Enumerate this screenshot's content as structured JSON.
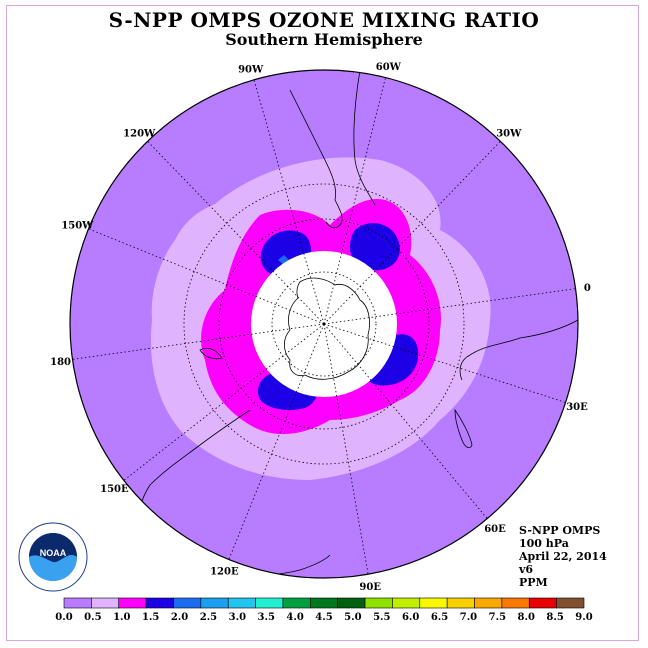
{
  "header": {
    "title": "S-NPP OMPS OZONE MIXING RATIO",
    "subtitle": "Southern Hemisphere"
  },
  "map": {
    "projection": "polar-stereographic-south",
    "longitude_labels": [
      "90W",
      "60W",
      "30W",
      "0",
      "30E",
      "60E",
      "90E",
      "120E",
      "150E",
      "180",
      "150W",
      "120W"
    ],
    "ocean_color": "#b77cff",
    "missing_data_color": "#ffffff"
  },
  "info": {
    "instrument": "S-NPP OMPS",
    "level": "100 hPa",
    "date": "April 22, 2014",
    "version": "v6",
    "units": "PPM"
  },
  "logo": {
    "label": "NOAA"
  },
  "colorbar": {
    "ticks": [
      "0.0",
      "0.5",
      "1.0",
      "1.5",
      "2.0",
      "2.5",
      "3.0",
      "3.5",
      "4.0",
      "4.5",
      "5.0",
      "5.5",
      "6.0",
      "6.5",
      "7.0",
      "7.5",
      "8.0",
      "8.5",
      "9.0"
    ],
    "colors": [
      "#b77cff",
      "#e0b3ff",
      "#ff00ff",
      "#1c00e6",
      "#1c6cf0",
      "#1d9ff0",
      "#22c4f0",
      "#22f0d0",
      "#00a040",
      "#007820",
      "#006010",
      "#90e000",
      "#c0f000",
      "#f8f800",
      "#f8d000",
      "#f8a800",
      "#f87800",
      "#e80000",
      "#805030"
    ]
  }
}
◆ ◆ ◆ ◆ ◆
Do this
Look through the entries above; copy each line where the string "OMPS" appears.

Right answer
    "title": "S-NPP OMPS OZONE MIXING RATIO",
    "instrument": "S-NPP OMPS",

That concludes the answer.